■ **Data shown**:
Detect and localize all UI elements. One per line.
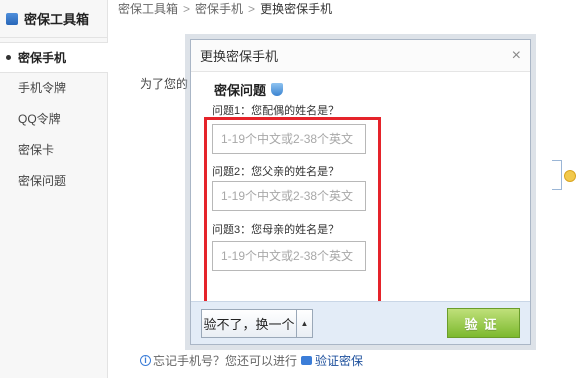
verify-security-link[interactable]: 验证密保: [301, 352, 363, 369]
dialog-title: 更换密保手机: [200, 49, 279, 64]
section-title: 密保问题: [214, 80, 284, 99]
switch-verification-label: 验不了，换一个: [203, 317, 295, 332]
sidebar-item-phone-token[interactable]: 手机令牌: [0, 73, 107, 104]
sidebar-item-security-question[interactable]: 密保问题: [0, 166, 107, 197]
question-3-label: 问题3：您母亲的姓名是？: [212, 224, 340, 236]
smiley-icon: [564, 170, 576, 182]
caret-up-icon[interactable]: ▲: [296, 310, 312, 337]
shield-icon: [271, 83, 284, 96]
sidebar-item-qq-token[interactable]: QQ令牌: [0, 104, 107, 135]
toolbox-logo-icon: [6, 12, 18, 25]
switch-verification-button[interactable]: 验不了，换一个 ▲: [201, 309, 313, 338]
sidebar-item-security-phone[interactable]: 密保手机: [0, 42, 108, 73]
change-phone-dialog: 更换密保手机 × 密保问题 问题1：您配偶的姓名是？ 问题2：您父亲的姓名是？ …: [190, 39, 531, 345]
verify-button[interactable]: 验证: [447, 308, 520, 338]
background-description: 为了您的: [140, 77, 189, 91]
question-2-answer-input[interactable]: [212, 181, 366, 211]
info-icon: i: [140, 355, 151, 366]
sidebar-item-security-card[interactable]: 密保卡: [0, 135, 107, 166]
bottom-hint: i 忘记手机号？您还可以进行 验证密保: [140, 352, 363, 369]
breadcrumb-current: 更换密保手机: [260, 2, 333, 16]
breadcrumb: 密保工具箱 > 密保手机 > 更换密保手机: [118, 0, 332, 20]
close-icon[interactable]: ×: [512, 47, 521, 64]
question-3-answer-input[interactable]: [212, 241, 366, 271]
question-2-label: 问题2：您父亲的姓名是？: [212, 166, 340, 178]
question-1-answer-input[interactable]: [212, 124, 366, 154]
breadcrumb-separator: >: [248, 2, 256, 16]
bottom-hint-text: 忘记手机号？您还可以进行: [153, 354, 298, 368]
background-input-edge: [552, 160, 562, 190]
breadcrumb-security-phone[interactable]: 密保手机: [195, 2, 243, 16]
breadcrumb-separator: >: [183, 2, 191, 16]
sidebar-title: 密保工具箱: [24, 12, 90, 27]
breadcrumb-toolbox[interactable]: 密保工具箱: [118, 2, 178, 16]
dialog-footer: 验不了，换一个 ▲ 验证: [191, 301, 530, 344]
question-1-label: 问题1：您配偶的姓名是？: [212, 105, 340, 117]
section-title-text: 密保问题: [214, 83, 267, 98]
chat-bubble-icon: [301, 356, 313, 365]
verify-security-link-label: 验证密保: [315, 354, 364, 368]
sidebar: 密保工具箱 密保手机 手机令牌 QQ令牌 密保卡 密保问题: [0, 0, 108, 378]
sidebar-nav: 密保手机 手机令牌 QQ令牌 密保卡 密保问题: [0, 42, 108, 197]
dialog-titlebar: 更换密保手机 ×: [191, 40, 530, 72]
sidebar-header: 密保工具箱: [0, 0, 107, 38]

■ **Aim of the exercise**: Write out everything from the line containing "verify-security-link[interactable]: 验证密保: [301, 352, 363, 369]" down to the line containing "background-input-edge: [552, 160, 562, 190]", both included, substituting "clickable" for each "interactable" and leaving all else as it is.

■ **In response**:
verify-security-link[clickable]: 验证密保: [301, 352, 363, 369]
dialog-title: 更换密保手机: [200, 49, 279, 64]
section-title: 密保问题: [214, 80, 284, 99]
switch-verification-label: 验不了，换一个: [203, 317, 295, 332]
sidebar-item-phone-token[clickable]: 手机令牌: [0, 73, 107, 104]
sidebar-item-security-question[clickable]: 密保问题: [0, 166, 107, 197]
question-3-label: 问题3：您母亲的姓名是？: [212, 224, 340, 236]
smiley-icon: [564, 170, 576, 182]
caret-up-icon[clickable]: ▲: [296, 310, 312, 337]
shield-icon: [271, 83, 284, 96]
sidebar-item-qq-token[clickable]: QQ令牌: [0, 104, 107, 135]
toolbox-logo-icon: [6, 12, 18, 25]
switch-verification-button[clickable]: 验不了，换一个 ▲: [201, 309, 313, 338]
sidebar-item-security-phone[clickable]: 密保手机: [0, 42, 108, 73]
change-phone-dialog: 更换密保手机 × 密保问题 问题1：您配偶的姓名是？ 问题2：您父亲的姓名是？ …: [190, 39, 531, 345]
verify-button[clickable]: 验证: [447, 308, 520, 338]
background-description: 为了您的: [140, 77, 189, 91]
question-2-answer-input[clickable]: [212, 181, 366, 211]
info-icon: i: [140, 355, 151, 366]
sidebar-item-security-card[clickable]: 密保卡: [0, 135, 107, 166]
bottom-hint: i 忘记手机号？您还可以进行 验证密保: [140, 352, 363, 369]
breadcrumb-current: 更换密保手机: [260, 2, 333, 16]
breadcrumb: 密保工具箱 > 密保手机 > 更换密保手机: [118, 0, 332, 20]
close-icon[clickable]: ×: [512, 47, 521, 64]
question-3-answer-input[clickable]: [212, 241, 366, 271]
question-2-label: 问题2：您父亲的姓名是？: [212, 166, 340, 178]
question-1-answer-input[clickable]: [212, 124, 366, 154]
breadcrumb-separator: >: [248, 2, 256, 16]
bottom-hint-text: 忘记手机号？您还可以进行: [153, 354, 298, 368]
background-input-edge: [552, 160, 562, 190]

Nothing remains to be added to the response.